INSTRUCTION: Wherever the string "Work" appears, copy the whole line.

DATASET CONTENT:
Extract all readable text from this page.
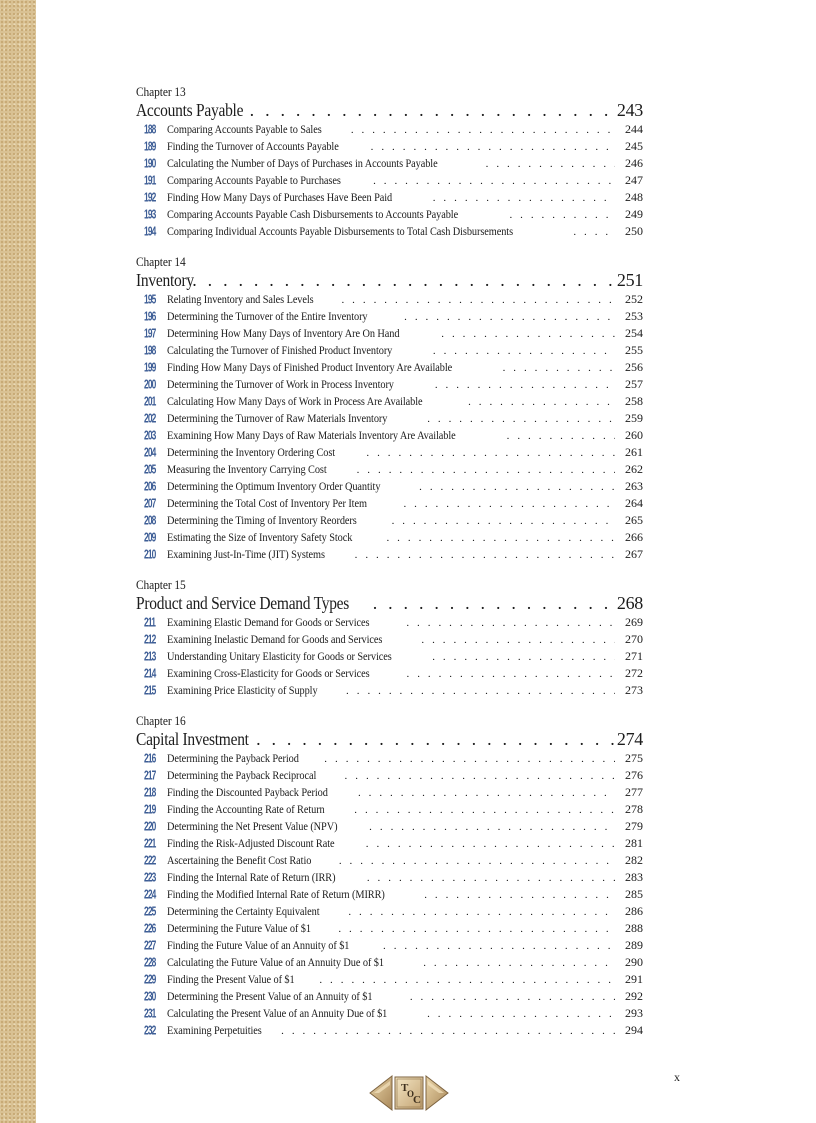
Chapter 13
Accounts Payable . . .	243
188 Comparing Accounts Payable to Sales . . .	244
189 Finding the Turnover of Accounts Payable . . .	245
190 Calculating the Number of Days of Purchases in Accounts Payable . . .	246
191 Comparing Accounts Payable to Purchases . . .	247
192 Finding How Many Days of Purchases Have Been Paid . . .	248
193 Comparing Accounts Payable Cash Disbursements to Accounts Payable . . .	249
194 Comparing Individual Accounts Payable Disbursements to Total Cash Disbursements . . .	250
Chapter 14
Inventory . . .	251
195 Relating Inventory and Sales Levels . . .	252
196 Determining the Turnover of the Entire Inventory . . .	253
197 Determining How Many Days of Inventory Are On Hand . . .	254
198 Calculating the Turnover of Finished Product Inventory . . .	255
199 Finding How Many Days of Finished Product Inventory Are Available . . .	256
200 Determining the Turnover of Work in Process Inventory . . .	257
201 Calculating How Many Days of Work in Process Are Available . . .	258
202 Determining the Turnover of Raw Materials Inventory . . .	259
203 Examining How Many Days of Raw Materials Inventory Are Available . . .	260
204 Determining the Inventory Ordering Cost . . .	261
205 Measuring the Inventory Carrying Cost . . .	262
206 Determining the Optimum Inventory Order Quantity . . .	263
207 Determining the Total Cost of Inventory Per Item . . .	264
208 Determining the Timing of Inventory Reorders . . .	265
209 Estimating the Size of Inventory Safety Stock . . .	266
210 Examining Just-In-Time (JIT) Systems . . .	267
Chapter 15
Product and Service Demand Types . . .	268
211 Examining Elastic Demand for Goods or Services . . .	269
212 Examining Inelastic Demand for Goods and Services . . .	270
213 Understanding Unitary Elasticity for Goods or Services . . .	271
214 Examining Cross-Elasticity for Goods or Services . . .	272
215 Examining Price Elasticity of Supply . . .	273
Chapter 16
Capital Investment . . .	274
216 Determining the Payback Period . . .	275
217 Determining the Payback Reciprocal . . .	276
218 Finding the Discounted Payback Period . . .	277
219 Finding the Accounting Rate of Return . . .	278
220 Determining the Net Present Value (NPV) . . .	279
221 Finding the Risk-Adjusted Discount Rate . . .	281
222 Ascertaining the Benefit Cost Ratio . . .	282
223 Finding the Internal Rate of Return (IRR) . . .	283
224 Finding the Modified Internal Rate of Return (MIRR) . . .	285
225 Determining the Certainty Equivalent . . .	286
226 Determining the Future Value of $1 . . .	288
227 Finding the Future Value of an Annuity of $1 . . .	289
228 Calculating the Future Value of an Annuity Due of $1 . . .	290
229 Finding the Present Value of $1 . . .	291
230 Determining the Present Value of an Annuity of $1 . . .	292
231 Calculating the Present Value of an Annuity Due of $1 . . .	293
232 Examining Perpetuities . . .	294
x
T
O
C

ANSWER TO THIS TASK:
200 Determining the Turnover of Work in Process Inventory . . .	257
201 Calculating How Many Days of Work in Process Are Available . . .	258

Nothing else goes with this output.